→ WORK TO BE COMPLETED: Your task is to give the listing below back word for word, pictures excluded.

→ GIVEN DATA:
..............................
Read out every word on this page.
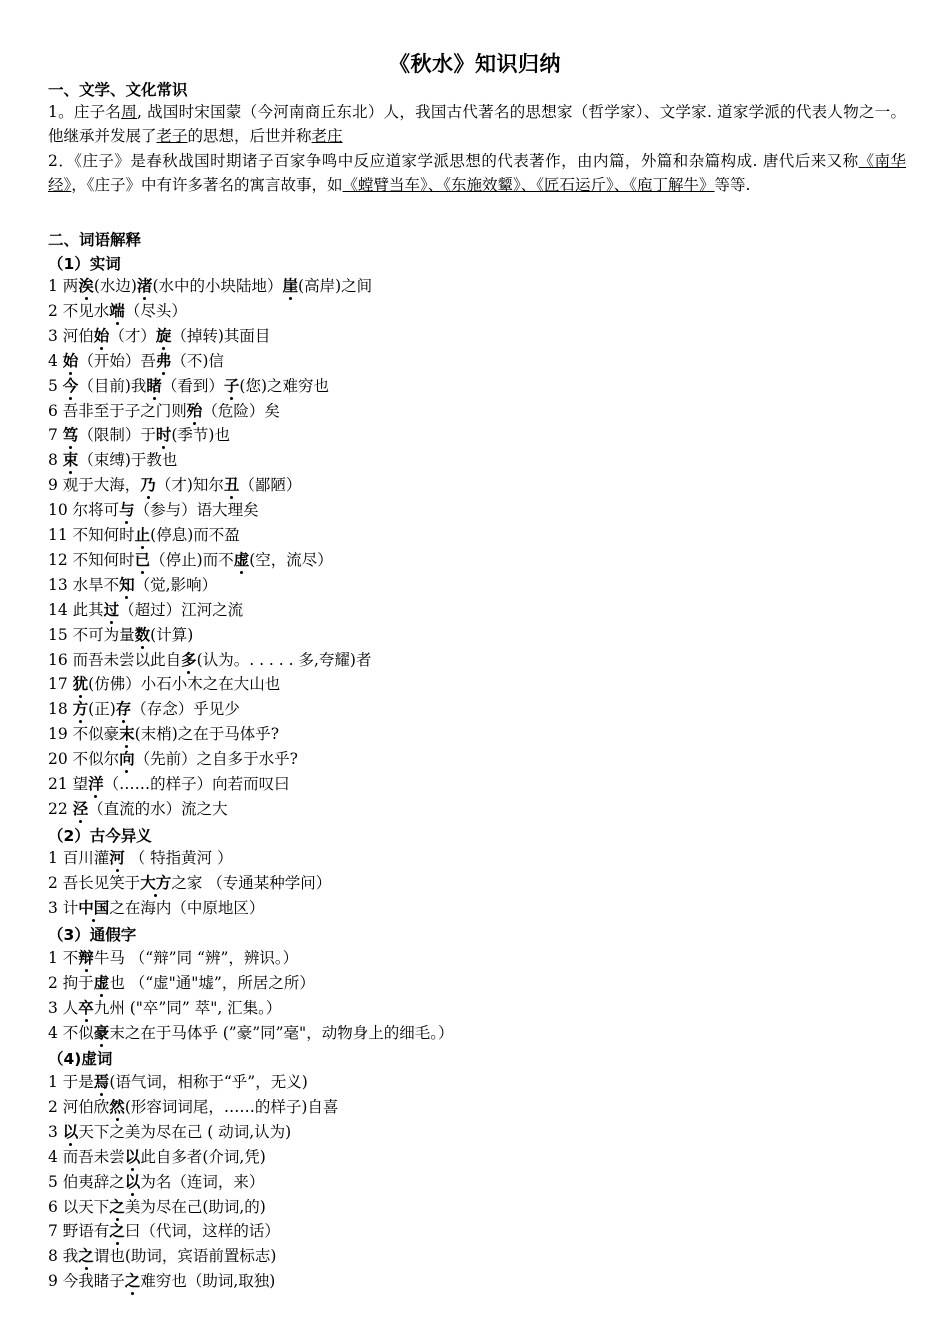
《秋水》知识归纳
一、文学、文化常识
1。庄子名周, 战国时宋国蒙（今河南商丘东北）人，我国古代著名的思想家（哲学家）、文学家. 道家学派的代表人物之一。他继承并发展了老子的思想，后世并称老庄
2．《庄子》是春秋战国时期诸子百家争鸣中反应道家学派思想的代表著作，由内篇，外篇和杂篇构成. 唐代后来又称《南华经》，《庄子》中有许多著名的寓言故事，如《螳臂当车》、《东施效颦》、《匠石运斤》、《庖丁解牛》等等.
二、词语解释
（1）实词
1 两涘(水边)渚(水中的小块陆地）崖(高岸)之间
2 不见水端（尽头）
3 河伯始（才）旋（掉转)其面目
4 始（开始）吾弗（不)信
5 今（目前)我睹（看到）子(您)之难穷也
6 吾非至于子之门则殆（危险）矣
7 笃（限制）于时(季节)也
8 束（束缚)于教也
9 观于大海，乃（才)知尔丑（鄙陋）
10 尔将可与（参与）语大理矣
11 不知何时止(停息)而不盈
12 不知何时已（停止)而不虚(空，流尽）
13 水旱不知（觉,影响）
14 此其过（超过）江河之流
15 不可为量数(计算)
16 而吾未尝以此自多(认为。. . . . . 多,夸耀)者
17 犹(仿佛）小石小木之在大山也
18 方(正)存（存念）乎见少
19 不似豪末(末梢)之在于马体乎?
20 不似尔向（先前）之自多于水乎?
21 望洋（……的样子）向若而叹曰
22 泾（直流的水）流之大
（2）古今异义
1 百川灌河 （ 特指黄河 ）
2 吾长见笑于大方之家 （专通某种学问）
3 计中国之在海内（中原地区）
（3）通假字
1 不辩牛马 （“辩”同 “辨”，辨识。）
2 拘于虚也 （“虚"通"墟”，所居之所）
3 人卒九州 ("卒”同” 萃", 汇集。）
4 不似豪末之在于马体乎 (”豪”同”毫"，动物身上的细毛。）
（4)虚词
1 于是焉(语气词，相称于“乎”，无义)
2 河伯欣然(形容词词尾，……的样子)自喜
3 以天下之美为尽在己 ( 动词,认为)
4 而吾未尝以此自多者(介词,凭)
5 伯夷辞之以为名（连词，来）
6 以天下之美为尽在己(助词,的)
7 野语有之曰（代词，这样的话）
8 我之谓也(助词，宾语前置标志)
9 今我睹子之难穷也（助词,取独)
..............................
→ WRITTEN REPLY:
Read out every word on this page.
《秋水》知识归纳
一、文学、文化常识
1。庄子名周, 战国时宋国蒙（今河南商丘东北）人，我国古代著名的思想家（哲学家）、文学家. 道家学派的代表人物之一。他继承并发展了老子的思想，后世并称老庄
2．《庄子》是春秋战国时期诸子百家争鸣中反应道家学派思想的代表著作，由内篇，外篇和杂篇构成. 唐代后来又称《南华经》，《庄子》中有许多著名的寓言故事，如《螳臂当车》、《东施效颦》、《匠石运斤》、《庖丁解牛》等等.
二、词语解释
（1）实词
1 两涘(水边)渚(水中的小块陆地）崖(高岸)之间
2 不见水端（尽头）
3 河伯始（才）旋（掉转)其面目
4 始（开始）吾弗（不)信
5 今（目前)我睹（看到）子(您)之难穷也
6 吾非至于子之门则殆（危险）矣
7 笃（限制）于时(季节)也
8 束（束缚)于教也
9 观于大海，乃（才)知尔丑（鄙陋）
10 尔将可与（参与）语大理矣
11 不知何时止(停息)而不盈
12 不知何时已（停止)而不虚(空，流尽）
13 水旱不知（觉,影响）
14 此其过（超过）江河之流
15 不可为量数(计算)
16 而吾未尝以此自多(认为。. . . . . 多,夸耀)者
17 犹(仿佛）小石小木之在大山也
18 方(正)存（存念）乎见少
19 不似豪末(末梢)之在于马体乎?
20 不似尔向（先前）之自多于水乎?
21 望洋（……的样子）向若而叹曰
22 泾（直流的水）流之大
（2）古今异义
1 百川灌河 （ 特指黄河 ）
2 吾长见笑于大方之家 （专通某种学问）
3 计中国之在海内（中原地区）
（3）通假字
1 不辩牛马 （“辩”同 “辨”，辨识。）
2 拘于虚也 （“虚"通"墟”，所居之所）
3 人卒九州 ("卒”同” 萃", 汇集。）
4 不似豪末之在于马体乎 (”豪”同”毫"，动物身上的细毛。）
（4)虚词
1 于是焉(语气词，相称于“乎”，无义)
2 河伯欣然(形容词词尾，……的样子)自喜
3 以天下之美为尽在己 ( 动词,认为)
4 而吾未尝以此自多者(介词,凭)
5 伯夷辞之以为名（连词，来）
6 以天下之美为尽在己(助词,的)
7 野语有之曰（代词，这样的话）
8 我之谓也(助词，宾语前置标志)
9 今我睹子之难穷也（助词,取独)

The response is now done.